EXERCISE DIRECTIONS =
Do not include the pictures; repeat the rest of the data exactly.

━━ DATASET ━━

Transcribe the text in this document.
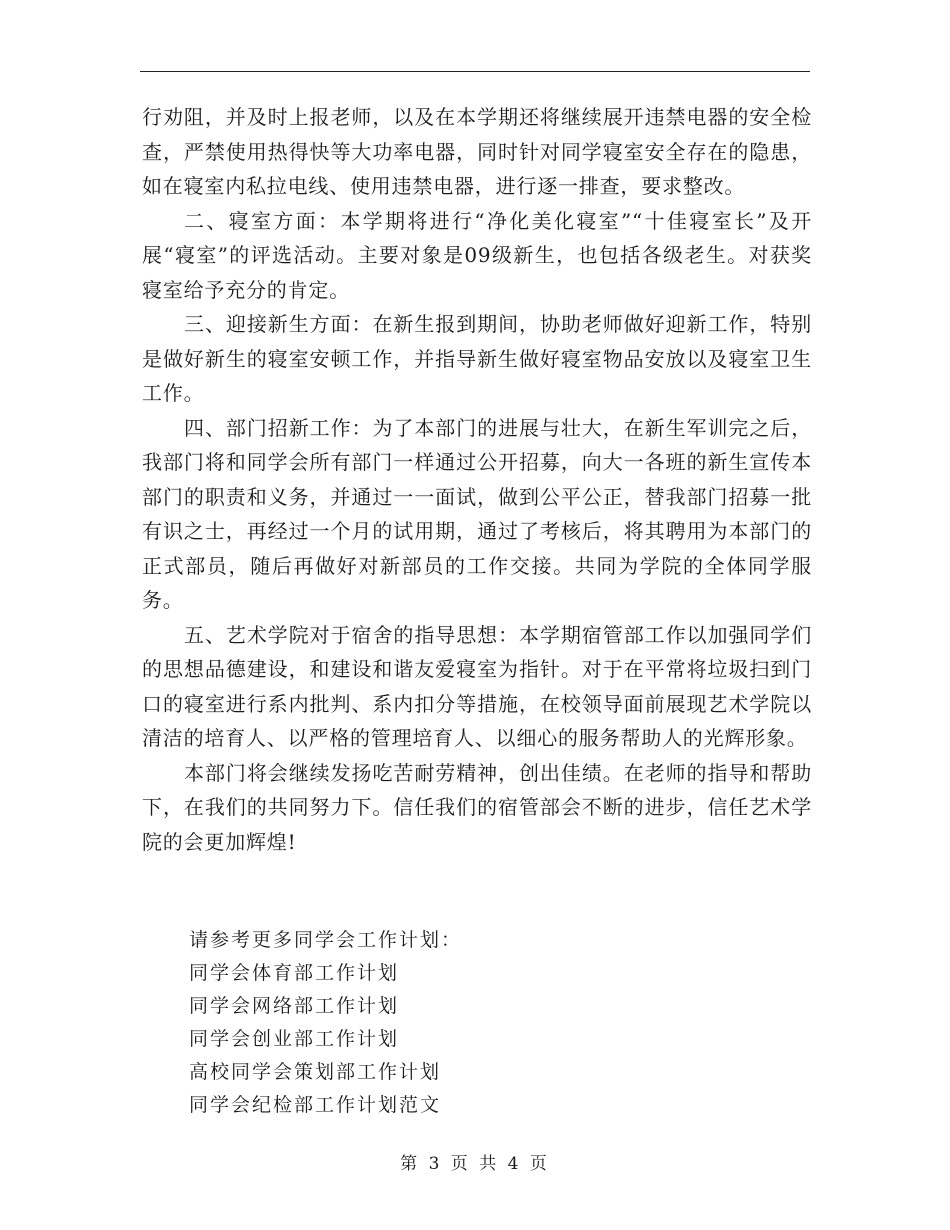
行劝阻，并及时上报老师，以及在本学期还将继续展开违禁电器的安全检查，严禁使用热得快等大功率电器，同时针对同学寝室安全存在的隐患，如在寝室内私拉电线、使用违禁电器，进行逐一排查，要求整改。

二、寝室方面：本学期将进行“净化美化寝室”“十佳寝室长”及开展“寝室”的评选活动。主要对象是09级新生，也包括各级老生。对获奖寝室给予充分的肯定。

三、迎接新生方面：在新生报到期间，协助老师做好迎新工作，特别是做好新生的寝室安顿工作，并指导新生做好寝室物品安放以及寝室卫生工作。

四、部门招新工作：为了本部门的进展与壮大，在新生军训完之后，我部门将和同学会所有部门一样通过公开招募，向大一各班的新生宣传本部门的职责和义务，并通过一一面试，做到公平公正，替我部门招募一批有识之士，再经过一个月的试用期，通过了考核后，将其聘用为本部门的正式部员，随后再做好对新部员的工作交接。共同为学院的全体同学服务。

五、艺术学院对于宿舍的指导思想：本学期宿管部工作以加强同学们的思想品德建设，和建设和谐友爱寝室为指针。对于在平常将垃圾扫到门口的寝室进行系内批判、系内扣分等措施，在校领导面前展现艺术学院以清洁的培育人、以严格的管理培育人、以细心的服务帮助人的光辉形象。

本部门将会继续发扬吃苦耐劳精神，创出佳绩。在老师的指导和帮助下，在我们的共同努力下。信任我们的宿管部会不断的进步，信任艺术学院的会更加辉煌!

请参考更多同学会工作计划：

同学会体育部工作计划
同学会网络部工作计划
同学会创业部工作计划
高校同学会策划部工作计划
同学会纪检部工作计划范文
第 3 页 共 4 页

━━━

WRITTEN SOLUTION =
Transcribe the text in this document.
行劝阻，并及时上报老师，以及在本学期还将继续展开违禁电器的安全检查，严禁使用热得快等大功率电器，同时针对同学寝室安全存在的隐患，如在寝室内私拉电线、使用违禁电器，进行逐一排查，要求整改。

二、寝室方面：本学期将进行“净化美化寝室”“十佳寝室长”及开展“寝室”的评选活动。主要对象是09级新生，也包括各级老生。对获奖寝室给予充分的肯定。

三、迎接新生方面：在新生报到期间，协助老师做好迎新工作，特别是做好新生的寝室安顿工作，并指导新生做好寝室物品安放以及寝室卫生工作。

四、部门招新工作：为了本部门的进展与壮大，在新生军训完之后，我部门将和同学会所有部门一样通过公开招募，向大一各班的新生宣传本部门的职责和义务，并通过一一面试，做到公平公正，替我部门招募一批有识之士，再经过一个月的试用期，通过了考核后，将其聘用为本部门的正式部员，随后再做好对新部员的工作交接。共同为学院的全体同学服务。

五、艺术学院对于宿舍的指导思想：本学期宿管部工作以加强同学们的思想品德建设，和建设和谐友爱寝室为指针。对于在平常将垃圾扫到门口的寝室进行系内批判、系内扣分等措施，在校领导面前展现艺术学院以清洁的培育人、以严格的管理培育人、以细心的服务帮助人的光辉形象。

本部门将会继续发扬吃苦耐劳精神，创出佳绩。在老师的指导和帮助下，在我们的共同努力下。信任我们的宿管部会不断的进步，信任艺术学院的会更加辉煌!

请参考更多同学会工作计划：

同学会体育部工作计划
同学会网络部工作计划
同学会创业部工作计划
高校同学会策划部工作计划
同学会纪检部工作计划范文
第 3 页 共 4 页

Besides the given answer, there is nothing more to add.